[Start of Exercise inputs]
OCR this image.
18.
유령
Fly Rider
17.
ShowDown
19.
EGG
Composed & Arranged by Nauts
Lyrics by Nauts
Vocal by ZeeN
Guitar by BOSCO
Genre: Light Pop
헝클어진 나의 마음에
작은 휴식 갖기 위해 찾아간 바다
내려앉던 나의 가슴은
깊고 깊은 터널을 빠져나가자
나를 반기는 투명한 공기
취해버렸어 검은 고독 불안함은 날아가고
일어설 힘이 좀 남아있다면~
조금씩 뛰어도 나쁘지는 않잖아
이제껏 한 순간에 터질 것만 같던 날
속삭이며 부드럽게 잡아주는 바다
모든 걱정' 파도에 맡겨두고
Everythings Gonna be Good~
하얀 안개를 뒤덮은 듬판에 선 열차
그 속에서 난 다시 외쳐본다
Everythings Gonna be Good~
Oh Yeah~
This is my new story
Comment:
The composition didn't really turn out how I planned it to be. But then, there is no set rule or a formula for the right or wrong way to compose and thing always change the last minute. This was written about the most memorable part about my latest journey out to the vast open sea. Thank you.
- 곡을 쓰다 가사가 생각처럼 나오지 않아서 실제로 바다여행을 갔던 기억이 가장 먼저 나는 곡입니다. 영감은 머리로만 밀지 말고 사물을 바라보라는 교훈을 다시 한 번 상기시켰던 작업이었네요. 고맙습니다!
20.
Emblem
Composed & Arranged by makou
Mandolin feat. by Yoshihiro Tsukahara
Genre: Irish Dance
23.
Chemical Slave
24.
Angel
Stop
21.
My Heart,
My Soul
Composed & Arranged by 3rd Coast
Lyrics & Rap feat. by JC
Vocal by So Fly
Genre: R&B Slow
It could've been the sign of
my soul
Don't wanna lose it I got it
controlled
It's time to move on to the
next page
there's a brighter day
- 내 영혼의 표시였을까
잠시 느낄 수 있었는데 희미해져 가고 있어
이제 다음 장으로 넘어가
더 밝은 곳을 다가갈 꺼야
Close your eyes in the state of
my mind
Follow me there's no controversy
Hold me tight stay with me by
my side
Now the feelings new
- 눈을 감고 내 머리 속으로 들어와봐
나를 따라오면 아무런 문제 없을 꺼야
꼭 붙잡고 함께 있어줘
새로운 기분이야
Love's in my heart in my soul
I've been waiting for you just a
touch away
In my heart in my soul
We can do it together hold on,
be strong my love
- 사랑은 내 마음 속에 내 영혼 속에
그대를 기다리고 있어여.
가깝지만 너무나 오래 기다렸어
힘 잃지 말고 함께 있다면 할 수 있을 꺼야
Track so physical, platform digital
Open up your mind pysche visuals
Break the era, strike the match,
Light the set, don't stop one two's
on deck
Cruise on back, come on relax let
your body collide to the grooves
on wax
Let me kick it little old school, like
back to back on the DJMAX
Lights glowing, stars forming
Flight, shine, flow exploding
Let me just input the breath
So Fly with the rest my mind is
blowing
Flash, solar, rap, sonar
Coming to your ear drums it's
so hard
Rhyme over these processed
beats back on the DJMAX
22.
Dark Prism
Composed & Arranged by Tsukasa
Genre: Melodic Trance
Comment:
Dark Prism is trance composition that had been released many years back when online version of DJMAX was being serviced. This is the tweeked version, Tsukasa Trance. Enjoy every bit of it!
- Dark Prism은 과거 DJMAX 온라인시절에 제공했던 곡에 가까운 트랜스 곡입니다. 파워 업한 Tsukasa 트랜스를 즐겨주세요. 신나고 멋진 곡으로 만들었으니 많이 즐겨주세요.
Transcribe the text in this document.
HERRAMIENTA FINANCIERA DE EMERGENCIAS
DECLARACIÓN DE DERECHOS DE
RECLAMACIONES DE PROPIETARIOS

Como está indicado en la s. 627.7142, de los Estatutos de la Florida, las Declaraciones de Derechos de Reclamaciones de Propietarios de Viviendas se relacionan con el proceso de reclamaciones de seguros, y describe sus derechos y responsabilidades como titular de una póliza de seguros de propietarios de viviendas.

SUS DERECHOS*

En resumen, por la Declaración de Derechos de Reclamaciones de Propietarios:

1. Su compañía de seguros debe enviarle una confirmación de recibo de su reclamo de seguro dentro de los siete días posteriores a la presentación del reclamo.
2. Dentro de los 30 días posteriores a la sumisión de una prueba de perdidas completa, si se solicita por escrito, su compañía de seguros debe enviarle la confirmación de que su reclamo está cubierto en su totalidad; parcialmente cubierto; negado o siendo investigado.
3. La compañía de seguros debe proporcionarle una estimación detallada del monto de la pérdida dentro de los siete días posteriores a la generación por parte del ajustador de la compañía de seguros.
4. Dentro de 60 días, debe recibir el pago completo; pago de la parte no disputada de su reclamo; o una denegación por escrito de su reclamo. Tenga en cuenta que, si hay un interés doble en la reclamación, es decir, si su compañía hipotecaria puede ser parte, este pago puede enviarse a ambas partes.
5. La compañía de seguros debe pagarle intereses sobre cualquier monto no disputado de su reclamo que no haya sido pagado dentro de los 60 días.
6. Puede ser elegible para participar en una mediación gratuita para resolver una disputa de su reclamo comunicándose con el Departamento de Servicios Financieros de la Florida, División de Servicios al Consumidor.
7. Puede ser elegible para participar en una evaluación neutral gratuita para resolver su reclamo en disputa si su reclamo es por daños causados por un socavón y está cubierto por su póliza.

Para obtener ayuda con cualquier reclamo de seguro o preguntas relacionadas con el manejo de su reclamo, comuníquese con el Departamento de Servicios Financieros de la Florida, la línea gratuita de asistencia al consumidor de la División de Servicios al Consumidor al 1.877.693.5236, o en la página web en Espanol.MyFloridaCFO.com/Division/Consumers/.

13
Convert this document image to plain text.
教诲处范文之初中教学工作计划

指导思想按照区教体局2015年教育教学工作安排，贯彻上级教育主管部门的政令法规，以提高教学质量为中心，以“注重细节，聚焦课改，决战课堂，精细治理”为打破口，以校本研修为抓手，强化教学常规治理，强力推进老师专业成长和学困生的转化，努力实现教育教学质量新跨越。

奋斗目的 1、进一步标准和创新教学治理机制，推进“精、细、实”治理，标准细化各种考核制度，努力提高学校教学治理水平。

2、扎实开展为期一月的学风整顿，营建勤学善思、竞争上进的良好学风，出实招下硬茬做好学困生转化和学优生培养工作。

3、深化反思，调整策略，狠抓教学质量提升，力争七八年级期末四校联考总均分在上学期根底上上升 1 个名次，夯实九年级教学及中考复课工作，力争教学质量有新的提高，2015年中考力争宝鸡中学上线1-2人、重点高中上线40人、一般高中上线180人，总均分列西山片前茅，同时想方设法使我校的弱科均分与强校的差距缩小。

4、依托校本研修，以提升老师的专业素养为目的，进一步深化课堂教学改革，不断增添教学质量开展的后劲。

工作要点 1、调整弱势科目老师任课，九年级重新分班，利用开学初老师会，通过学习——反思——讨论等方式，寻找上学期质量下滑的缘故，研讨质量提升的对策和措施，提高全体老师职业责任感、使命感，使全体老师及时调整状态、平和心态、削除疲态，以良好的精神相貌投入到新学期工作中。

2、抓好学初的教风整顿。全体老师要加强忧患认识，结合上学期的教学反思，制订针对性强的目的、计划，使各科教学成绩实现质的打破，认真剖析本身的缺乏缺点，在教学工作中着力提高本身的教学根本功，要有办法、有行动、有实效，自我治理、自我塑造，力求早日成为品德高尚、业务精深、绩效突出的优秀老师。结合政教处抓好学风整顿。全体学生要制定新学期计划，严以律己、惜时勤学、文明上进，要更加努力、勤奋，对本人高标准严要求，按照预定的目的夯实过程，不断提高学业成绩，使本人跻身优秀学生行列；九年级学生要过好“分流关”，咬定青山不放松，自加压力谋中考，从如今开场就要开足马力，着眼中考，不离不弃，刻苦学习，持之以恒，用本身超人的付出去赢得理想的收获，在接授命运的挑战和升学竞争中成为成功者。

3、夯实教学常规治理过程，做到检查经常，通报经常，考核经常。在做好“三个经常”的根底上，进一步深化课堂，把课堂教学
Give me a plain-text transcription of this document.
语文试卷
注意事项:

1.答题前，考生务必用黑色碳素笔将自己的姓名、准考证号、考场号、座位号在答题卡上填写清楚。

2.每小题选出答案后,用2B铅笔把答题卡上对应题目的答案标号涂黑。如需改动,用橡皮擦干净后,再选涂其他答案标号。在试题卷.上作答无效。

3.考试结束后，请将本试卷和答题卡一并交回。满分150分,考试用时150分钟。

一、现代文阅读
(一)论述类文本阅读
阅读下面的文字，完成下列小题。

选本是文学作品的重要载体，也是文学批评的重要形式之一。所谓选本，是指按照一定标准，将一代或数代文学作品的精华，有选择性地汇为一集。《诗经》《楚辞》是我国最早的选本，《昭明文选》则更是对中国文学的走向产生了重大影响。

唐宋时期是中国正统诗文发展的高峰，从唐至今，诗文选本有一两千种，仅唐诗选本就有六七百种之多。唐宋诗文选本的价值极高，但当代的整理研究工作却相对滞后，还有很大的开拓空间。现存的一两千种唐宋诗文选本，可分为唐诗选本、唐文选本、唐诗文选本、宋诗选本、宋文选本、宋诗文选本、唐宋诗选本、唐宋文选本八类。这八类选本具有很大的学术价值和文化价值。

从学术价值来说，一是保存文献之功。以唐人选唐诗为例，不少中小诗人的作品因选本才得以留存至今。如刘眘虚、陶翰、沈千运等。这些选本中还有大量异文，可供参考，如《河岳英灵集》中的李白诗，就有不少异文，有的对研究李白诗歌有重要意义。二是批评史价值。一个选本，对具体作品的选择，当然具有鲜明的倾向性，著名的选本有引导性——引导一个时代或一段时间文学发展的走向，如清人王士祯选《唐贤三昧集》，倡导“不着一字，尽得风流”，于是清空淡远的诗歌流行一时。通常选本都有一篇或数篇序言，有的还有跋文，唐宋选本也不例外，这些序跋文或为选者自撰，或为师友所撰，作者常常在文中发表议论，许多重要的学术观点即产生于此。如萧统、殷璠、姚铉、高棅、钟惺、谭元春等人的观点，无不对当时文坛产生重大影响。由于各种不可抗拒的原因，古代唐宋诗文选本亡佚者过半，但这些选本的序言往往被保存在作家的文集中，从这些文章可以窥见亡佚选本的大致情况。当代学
[End of Exercise inputs]
Exercise instructions » Count up every line above that has the word "monto" in it; answer with the number alone.

Solution to this problem » 2